To be done:
Return the complete listing that follows, with each line reproduced exactly.

<<<<

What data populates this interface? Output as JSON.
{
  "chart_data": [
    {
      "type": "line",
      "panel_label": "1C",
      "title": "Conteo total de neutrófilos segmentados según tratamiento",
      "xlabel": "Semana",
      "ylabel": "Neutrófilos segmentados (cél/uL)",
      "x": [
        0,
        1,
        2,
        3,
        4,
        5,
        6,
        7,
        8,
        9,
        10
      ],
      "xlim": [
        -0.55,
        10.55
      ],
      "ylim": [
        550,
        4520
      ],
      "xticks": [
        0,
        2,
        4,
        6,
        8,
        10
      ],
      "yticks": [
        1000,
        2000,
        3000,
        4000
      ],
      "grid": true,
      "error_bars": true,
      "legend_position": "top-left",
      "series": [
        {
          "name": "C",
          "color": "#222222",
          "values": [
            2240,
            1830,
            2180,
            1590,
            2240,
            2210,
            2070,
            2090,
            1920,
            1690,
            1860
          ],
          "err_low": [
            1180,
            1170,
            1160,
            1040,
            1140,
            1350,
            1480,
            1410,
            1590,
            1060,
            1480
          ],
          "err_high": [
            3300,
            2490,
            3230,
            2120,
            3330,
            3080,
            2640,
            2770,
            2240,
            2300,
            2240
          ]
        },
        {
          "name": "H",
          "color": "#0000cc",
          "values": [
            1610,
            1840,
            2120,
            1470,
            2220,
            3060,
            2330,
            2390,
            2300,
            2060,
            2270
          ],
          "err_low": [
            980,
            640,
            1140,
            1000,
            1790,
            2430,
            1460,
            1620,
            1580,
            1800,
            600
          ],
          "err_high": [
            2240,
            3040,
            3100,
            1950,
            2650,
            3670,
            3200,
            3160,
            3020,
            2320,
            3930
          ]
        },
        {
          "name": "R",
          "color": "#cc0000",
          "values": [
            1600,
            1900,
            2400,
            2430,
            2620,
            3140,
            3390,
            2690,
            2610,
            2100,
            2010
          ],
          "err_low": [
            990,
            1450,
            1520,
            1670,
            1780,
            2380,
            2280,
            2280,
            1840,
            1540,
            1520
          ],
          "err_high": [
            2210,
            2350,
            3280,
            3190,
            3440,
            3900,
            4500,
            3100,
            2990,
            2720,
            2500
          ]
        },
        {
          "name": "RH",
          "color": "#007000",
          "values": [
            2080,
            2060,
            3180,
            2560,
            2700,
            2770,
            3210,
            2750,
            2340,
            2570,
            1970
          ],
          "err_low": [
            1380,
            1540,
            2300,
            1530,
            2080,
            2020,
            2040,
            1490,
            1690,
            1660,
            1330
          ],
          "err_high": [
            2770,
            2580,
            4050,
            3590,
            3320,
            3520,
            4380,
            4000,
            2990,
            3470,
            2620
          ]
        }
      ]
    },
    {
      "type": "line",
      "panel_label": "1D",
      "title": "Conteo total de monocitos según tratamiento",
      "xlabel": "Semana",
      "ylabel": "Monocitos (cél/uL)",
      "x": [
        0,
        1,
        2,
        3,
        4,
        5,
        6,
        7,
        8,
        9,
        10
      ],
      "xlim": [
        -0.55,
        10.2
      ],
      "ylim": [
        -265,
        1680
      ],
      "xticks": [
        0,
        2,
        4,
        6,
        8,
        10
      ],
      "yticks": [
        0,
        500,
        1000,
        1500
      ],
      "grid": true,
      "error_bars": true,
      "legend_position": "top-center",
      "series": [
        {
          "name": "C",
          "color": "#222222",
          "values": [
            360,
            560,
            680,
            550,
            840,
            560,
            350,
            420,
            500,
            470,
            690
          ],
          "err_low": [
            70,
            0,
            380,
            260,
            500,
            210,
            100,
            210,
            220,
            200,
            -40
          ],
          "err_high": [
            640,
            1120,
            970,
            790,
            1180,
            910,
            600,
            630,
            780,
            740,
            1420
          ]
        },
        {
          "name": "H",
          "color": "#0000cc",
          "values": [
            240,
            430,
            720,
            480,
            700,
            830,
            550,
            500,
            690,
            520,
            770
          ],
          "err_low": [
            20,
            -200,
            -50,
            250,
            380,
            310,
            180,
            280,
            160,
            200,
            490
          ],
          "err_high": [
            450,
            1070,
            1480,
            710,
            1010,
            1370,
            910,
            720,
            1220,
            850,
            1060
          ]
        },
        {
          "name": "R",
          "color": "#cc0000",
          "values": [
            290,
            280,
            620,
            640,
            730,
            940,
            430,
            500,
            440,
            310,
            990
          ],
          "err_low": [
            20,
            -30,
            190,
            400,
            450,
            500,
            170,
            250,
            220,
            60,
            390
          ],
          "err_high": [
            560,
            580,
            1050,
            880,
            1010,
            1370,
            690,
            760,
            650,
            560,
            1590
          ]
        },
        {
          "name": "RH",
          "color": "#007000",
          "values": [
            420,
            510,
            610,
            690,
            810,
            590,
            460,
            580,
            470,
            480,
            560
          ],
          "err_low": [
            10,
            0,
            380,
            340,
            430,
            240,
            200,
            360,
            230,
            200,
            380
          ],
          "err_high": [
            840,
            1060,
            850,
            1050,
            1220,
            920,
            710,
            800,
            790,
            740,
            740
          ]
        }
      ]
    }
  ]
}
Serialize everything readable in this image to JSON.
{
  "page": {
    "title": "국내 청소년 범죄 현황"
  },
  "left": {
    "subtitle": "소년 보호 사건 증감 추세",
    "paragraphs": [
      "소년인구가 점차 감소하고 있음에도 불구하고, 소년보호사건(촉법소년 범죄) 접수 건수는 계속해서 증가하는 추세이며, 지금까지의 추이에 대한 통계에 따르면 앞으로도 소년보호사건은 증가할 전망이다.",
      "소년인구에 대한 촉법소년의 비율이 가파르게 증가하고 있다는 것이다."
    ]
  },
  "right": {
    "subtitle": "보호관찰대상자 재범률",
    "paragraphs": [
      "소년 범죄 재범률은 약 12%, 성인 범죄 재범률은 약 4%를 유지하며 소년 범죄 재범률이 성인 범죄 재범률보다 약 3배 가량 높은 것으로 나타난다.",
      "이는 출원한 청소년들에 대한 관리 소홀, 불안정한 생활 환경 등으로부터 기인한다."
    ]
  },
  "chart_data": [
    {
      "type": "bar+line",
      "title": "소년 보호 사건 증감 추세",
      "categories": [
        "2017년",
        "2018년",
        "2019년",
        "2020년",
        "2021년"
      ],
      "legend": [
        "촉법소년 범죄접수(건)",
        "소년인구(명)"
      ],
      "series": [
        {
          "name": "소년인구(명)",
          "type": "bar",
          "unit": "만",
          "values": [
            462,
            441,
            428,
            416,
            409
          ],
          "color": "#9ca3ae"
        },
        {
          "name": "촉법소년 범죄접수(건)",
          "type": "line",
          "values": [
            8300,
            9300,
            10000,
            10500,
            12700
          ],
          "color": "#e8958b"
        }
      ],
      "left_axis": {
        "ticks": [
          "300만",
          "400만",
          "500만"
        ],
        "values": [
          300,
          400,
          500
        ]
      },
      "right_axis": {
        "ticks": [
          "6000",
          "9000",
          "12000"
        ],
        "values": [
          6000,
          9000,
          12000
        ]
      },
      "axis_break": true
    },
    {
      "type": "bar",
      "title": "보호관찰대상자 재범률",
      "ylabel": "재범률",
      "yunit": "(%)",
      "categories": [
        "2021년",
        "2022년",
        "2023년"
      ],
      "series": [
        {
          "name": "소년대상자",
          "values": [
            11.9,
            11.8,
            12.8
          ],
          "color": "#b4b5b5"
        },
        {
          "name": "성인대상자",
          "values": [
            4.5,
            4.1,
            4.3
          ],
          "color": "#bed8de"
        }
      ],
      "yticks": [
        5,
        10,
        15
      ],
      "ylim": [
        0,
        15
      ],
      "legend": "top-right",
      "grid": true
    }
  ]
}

>>>>

Exercise answer:
What data populates this interface? Output as JSON.
{
  "chart_data": [
    {
      "type": "line",
      "panel_label": "1C",
      "title": "Conteo total de neutrófilos segmentados según tratamiento",
      "xlabel": "Semana",
      "ylabel": "Neutrófilos segmentados (cél/uL)",
      "x": [
        0,
        1,
        2,
        3,
        4,
        5,
        6,
        7,
        8,
        9,
        10
      ],
      "xlim": [
        -0.55,
        10.55
      ],
      "ylim": [
        550,
        4520
      ],
      "xticks": [
        0,
        2,
        4,
        6,
        8,
        10
      ],
      "yticks": [
        1000,
        2000,
        3000,
        4000
      ],
      "grid": true,
      "error_bars": true,
      "legend_position": "top-left",
      "series": [
        {
          "name": "C",
          "color": "#222222",
          "values": [
            2240,
            1830,
            2180,
            1590,
            2240,
            2210,
            2070,
            2090,
            1920,
            1690,
            1860
          ],
          "err_low": [
            1180,
            1170,
            1160,
            1040,
            1140,
            1350,
            1480,
            1410,
            1590,
            1060,
            1480
          ],
          "err_high": [
            3300,
            2490,
            3230,
            2120,
            3330,
            3080,
            2640,
            2770,
            2240,
            2300,
            2240
          ]
        },
        {
          "name": "H",
          "color": "#0000cc",
          "values": [
            1610,
            1840,
            2120,
            1470,
            2220,
            3060,
            2330,
            2390,
            2300,
            2060,
            2270
          ],
          "err_low": [
            980,
            640,
            1140,
            1000,
            1790,
            2430,
            1460,
            1620,
            1580,
            1800,
            600
          ],
          "err_high": [
            2240,
            3040,
            3100,
            1950,
            2650,
            3670,
            3200,
            3160,
            3020,
            2320,
            3930
          ]
        },
        {
          "name": "R",
          "color": "#cc0000",
          "values": [
            1600,
            1900,
            2400,
            2430,
            2620,
            3140,
            3390,
            2690,
            2610,
            2100,
            2010
          ],
          "err_low": [
            990,
            1450,
            1520,
            1670,
            1780,
            2380,
            2280,
            2280,
            1840,
            1540,
            1520
          ],
          "err_high": [
            2210,
            2350,
            3280,
            3190,
            3440,
            3900,
            4500,
            3100,
            2990,
            2720,
            2500
          ]
        },
        {
          "name": "RH",
          "color": "#007000",
          "values": [
            2080,
            2060,
            3180,
            2560,
            2700,
            2770,
            3210,
            2750,
            2340,
            2570,
            1970
          ],
          "err_low": [
            1380,
            1540,
            2300,
            1530,
            2080,
            2020,
            2040,
            1490,
            1690,
            1660,
            1330
          ],
          "err_high": [
            2770,
            2580,
            4050,
            3590,
            3320,
            3520,
            4380,
            4000,
            2990,
            3470,
            2620
          ]
        }
      ]
    },
    {
      "type": "line",
      "panel_label": "1D",
      "title": "Conteo total de monocitos según tratamiento",
      "xlabel": "Semana",
      "ylabel": "Monocitos (cél/uL)",
      "x": [
        0,
        1,
        2,
        3,
        4,
        5,
        6,
        7,
        8,
        9,
        10
      ],
      "xlim": [
        -0.55,
        10.2
      ],
      "ylim": [
        -265,
        1680
      ],
      "xticks": [
        0,
        2,
        4,
        6,
        8,
        10
      ],
      "yticks": [
        0,
        500,
        1000,
        1500
      ],
      "grid": true,
      "error_bars": true,
      "legend_position": "top-center",
      "series": [
        {
          "name": "C",
          "color": "#222222",
          "values": [
            360,
            560,
            680,
            550,
            840,
            560,
            350,
            420,
            500,
            470,
            690
          ],
          "err_low": [
            70,
            0,
            380,
            260,
            500,
            210,
            100,
            210,
            220,
            200,
            -40
          ],
          "err_high": [
            640,
            1120,
            970,
            790,
            1180,
            910,
            600,
            630,
            780,
            740,
            1420
          ]
        },
        {
          "name": "H",
          "color": "#0000cc",
          "values": [
            240,
            430,
            720,
            480,
            700,
            830,
            550,
            500,
            690,
            520,
            770
          ],
          "err_low": [
            20,
            -200,
            -50,
            250,
            380,
            310,
            180,
            280,
            160,
            200,
            490
          ],
          "err_high": [
            450,
            1070,
            1480,
            710,
            1010,
            1370,
            910,
            720,
            1220,
            850,
            1060
          ]
        },
        {
          "name": "R",
          "color": "#cc0000",
          "values": [
            290,
            280,
            620,
            640,
            730,
            940,
            430,
            500,
            440,
            310,
            990
          ],
          "err_low": [
            20,
            -30,
            190,
            400,
            450,
            500,
            170,
            250,
            220,
            60,
            390
          ],
          "err_high": [
            560,
            580,
            1050,
            880,
            1010,
            1370,
            690,
            760,
            650,
            560,
            1590
          ]
        },
        {
          "name": "RH",
          "color": "#007000",
          "values": [
            420,
            510,
            610,
            690,
            810,
            590,
            460,
            580,
            470,
            480,
            560
          ],
          "err_low": [
            10,
            0,
            380,
            340,
            430,
            240,
            200,
            360,
            230,
            200,
            380
          ],
          "err_high": [
            840,
            1060,
            850,
            1050,
            1220,
            920,
            710,
            800,
            790,
            740,
            740
          ]
        }
      ]
    }
  ]
}
Serialize everything readable in this image to JSON.
{
  "page": {
    "title": "국내 청소년 범죄 현황"
  },
  "left": {
    "subtitle": "소년 보호 사건 증감 추세",
    "paragraphs": [
      "소년인구가 점차 감소하고 있음에도 불구하고, 소년보호사건(촉법소년 범죄) 접수 건수는 계속해서 증가하는 추세이며, 지금까지의 추이에 대한 통계에 따르면 앞으로도 소년보호사건은 증가할 전망이다.",
      "소년인구에 대한 촉법소년의 비율이 가파르게 증가하고 있다는 것이다."
    ]
  },
  "right": {
    "subtitle": "보호관찰대상자 재범률",
    "paragraphs": [
      "소년 범죄 재범률은 약 12%, 성인 범죄 재범률은 약 4%를 유지하며 소년 범죄 재범률이 성인 범죄 재범률보다 약 3배 가량 높은 것으로 나타난다.",
      "이는 출원한 청소년들에 대한 관리 소홀, 불안정한 생활 환경 등으로부터 기인한다."
    ]
  },
  "chart_data": [
    {
      "type": "bar+line",
      "title": "소년 보호 사건 증감 추세",
      "categories": [
        "2017년",
        "2018년",
        "2019년",
        "2020년",
        "2021년"
      ],
      "legend": [
        "촉법소년 범죄접수(건)",
        "소년인구(명)"
      ],
      "series": [
        {
          "name": "소년인구(명)",
          "type": "bar",
          "unit": "만",
          "values": [
            462,
            441,
            428,
            416,
            409
          ],
          "color": "#9ca3ae"
        },
        {
          "name": "촉법소년 범죄접수(건)",
          "type": "line",
          "values": [
            8300,
            9300,
            10000,
            10500,
            12700
          ],
          "color": "#e8958b"
        }
      ],
      "left_axis": {
        "ticks": [
          "300만",
          "400만",
          "500만"
        ],
        "values": [
          300,
          400,
          500
        ]
      },
      "right_axis": {
        "ticks": [
          "6000",
          "9000",
          "12000"
        ],
        "values": [
          6000,
          9000,
          12000
        ]
      },
      "axis_break": true
    },
    {
      "type": "bar",
      "title": "보호관찰대상자 재범률",
      "ylabel": "재범률",
      "yunit": "(%)",
      "categories": [
        "2021년",
        "2022년",
        "2023년"
      ],
      "series": [
        {
          "name": "소년대상자",
          "values": [
            11.9,
            11.8,
            12.8
          ],
          "color": "#b4b5b5"
        },
        {
          "name": "성인대상자",
          "values": [
            4.5,
            4.1,
            4.3
          ],
          "color": "#bed8de"
        }
      ],
      "yticks": [
        5,
        10,
        15
      ],
      "ylim": [
        0,
        15
      ],
      "legend": "top-right",
      "grid": true
    }
  ]
}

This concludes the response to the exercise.